Friday, March 04, 2011 to Sunday, May 29, 2011

In 1969 Eva Madelung (patron), Peter Nemetschek (artist photographer) and Alfred Gulden (theatre studies) established Aktionsraum 1 as an avant-garde collective in Munich. They thus created a space for young artists in which conventional works and presentational forms from the art-world were to be avoided in favour of providing an effective public platform for the new performative and institutionally and socially critical thrust of the arts.

Over the next year, 50 projects concerned with actionism, performance, and Arte Povera took place in a rented and empty factory on Waltherstrasse. Artists such as Klaus Rinke, HA Schult, Jochen Gerz, Christian Attersee, Günter Brus, Hermann Nitsch, Giuseppe Penone, Braco Dimitrijevic, Ben Vautier, Günter Saree, Luciano Fabro, Stanley Brouwn, Gruppe OHO and others tried out alternative and innovative art forms in this off-space precursor. The list of artists also reveals the international standing and avant-garde orientation of the enterprise. The opening on the 18th and 19th October 1969 featured Klaus Rinke, Lindow-Borlat and Tony Morgan. Amongst the most legendary of the action were the Zerreißprobe [Endurance Test] by Günter Brus and Hermann Nitsch’s 7. Abreaktionsspiel [7th Reaction Game].

**RECORDS FOR PROCESSING:**
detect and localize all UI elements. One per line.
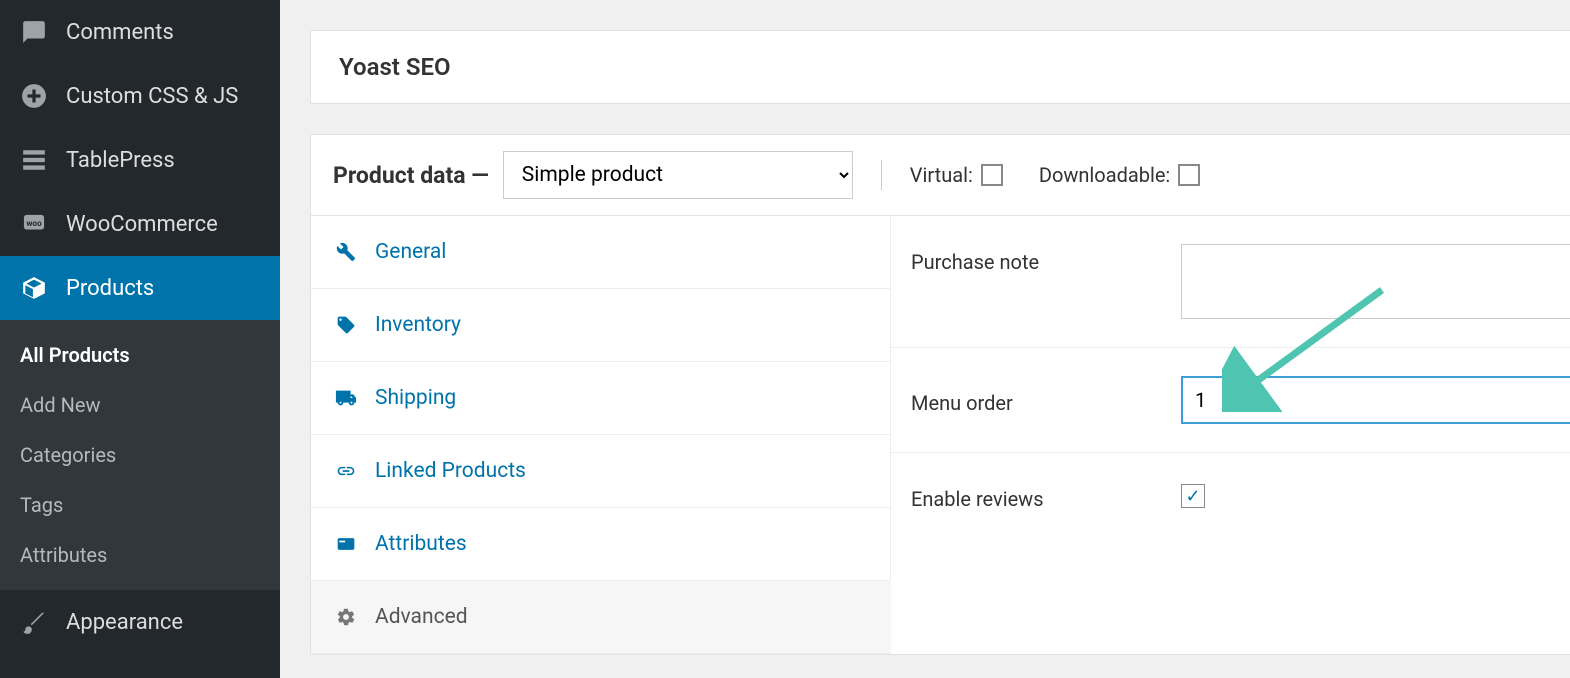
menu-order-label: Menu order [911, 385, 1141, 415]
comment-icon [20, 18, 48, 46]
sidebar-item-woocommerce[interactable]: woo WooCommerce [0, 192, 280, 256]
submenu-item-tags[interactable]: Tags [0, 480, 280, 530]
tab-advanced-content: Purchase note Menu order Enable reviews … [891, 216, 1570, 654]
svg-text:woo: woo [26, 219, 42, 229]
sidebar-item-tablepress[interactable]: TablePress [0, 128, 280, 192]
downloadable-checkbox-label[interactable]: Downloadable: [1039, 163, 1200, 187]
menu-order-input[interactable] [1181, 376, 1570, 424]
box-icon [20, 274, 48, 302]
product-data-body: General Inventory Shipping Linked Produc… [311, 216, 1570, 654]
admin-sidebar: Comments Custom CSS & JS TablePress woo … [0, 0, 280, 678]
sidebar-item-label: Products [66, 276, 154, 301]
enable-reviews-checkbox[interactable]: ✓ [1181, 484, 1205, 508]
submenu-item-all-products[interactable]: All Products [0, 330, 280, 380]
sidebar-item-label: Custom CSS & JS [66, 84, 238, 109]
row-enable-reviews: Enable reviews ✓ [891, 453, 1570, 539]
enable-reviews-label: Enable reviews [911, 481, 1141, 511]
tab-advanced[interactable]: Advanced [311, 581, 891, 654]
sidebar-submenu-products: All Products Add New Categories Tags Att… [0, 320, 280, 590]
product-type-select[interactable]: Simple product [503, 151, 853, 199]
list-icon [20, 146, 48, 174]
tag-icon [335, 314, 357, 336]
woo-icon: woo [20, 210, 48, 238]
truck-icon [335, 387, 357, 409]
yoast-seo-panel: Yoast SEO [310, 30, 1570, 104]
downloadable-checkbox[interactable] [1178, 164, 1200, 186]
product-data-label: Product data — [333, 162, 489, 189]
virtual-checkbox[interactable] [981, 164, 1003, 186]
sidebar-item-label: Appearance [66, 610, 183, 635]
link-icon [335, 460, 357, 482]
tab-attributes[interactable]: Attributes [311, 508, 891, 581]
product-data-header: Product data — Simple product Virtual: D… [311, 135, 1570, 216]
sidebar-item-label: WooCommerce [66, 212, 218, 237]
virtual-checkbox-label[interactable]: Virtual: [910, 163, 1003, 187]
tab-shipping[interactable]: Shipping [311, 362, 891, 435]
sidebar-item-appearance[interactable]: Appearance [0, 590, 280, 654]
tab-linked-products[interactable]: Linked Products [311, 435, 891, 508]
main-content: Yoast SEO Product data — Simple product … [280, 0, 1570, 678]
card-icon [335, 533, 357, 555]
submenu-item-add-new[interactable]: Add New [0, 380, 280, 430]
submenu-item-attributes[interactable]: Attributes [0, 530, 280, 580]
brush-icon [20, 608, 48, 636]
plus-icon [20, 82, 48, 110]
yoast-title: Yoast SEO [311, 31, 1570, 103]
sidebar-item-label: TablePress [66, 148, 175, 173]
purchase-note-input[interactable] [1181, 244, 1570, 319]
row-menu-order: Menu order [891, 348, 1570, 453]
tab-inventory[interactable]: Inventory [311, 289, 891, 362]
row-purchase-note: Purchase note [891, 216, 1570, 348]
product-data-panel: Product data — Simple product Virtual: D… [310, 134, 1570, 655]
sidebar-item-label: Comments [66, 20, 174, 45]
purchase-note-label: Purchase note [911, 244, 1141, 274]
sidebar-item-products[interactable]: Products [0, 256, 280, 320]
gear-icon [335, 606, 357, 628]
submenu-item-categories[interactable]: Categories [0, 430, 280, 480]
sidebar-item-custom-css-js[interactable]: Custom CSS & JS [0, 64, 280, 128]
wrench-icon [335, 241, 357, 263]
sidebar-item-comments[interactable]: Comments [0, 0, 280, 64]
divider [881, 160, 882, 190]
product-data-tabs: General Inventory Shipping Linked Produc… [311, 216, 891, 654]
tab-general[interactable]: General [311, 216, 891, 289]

**OBJECTIVES:**
**a.** Count the lines in the records that contain the string "label", and give only the number.
**b.** Carry on the passage about Aktionsraum 1 in Munich from its last sentence.

**TASK-BY-TASK ANSWERS:**
**a.** 12

**b.**
The Aktionsraum also functioned as a field of experimentation for participative and communicative projects that included the public and took into account art education by means of art in the form of lectures and discussions. Project failures were as much part of the enterprise as the possibility of new ways of experiencing including the ignorance or enmity of a section of the public and its authorities. What remains of the mainly processual and actionistic works are films and photographs as well as documentary and recorded texts and notes which to some extent reflect the reaction of the public and media. Alfred Gulden saved the works and documents and handed them over to collector Egidio Marzona. It was his archive which forms the basis of the MUMOK exhibition that traced the complexity-as regards both content and organisation-of this chapter of more recent, and in many respects transdisciplinary, art history. Films, posters, sketches, letter, and documentary photographs were on display.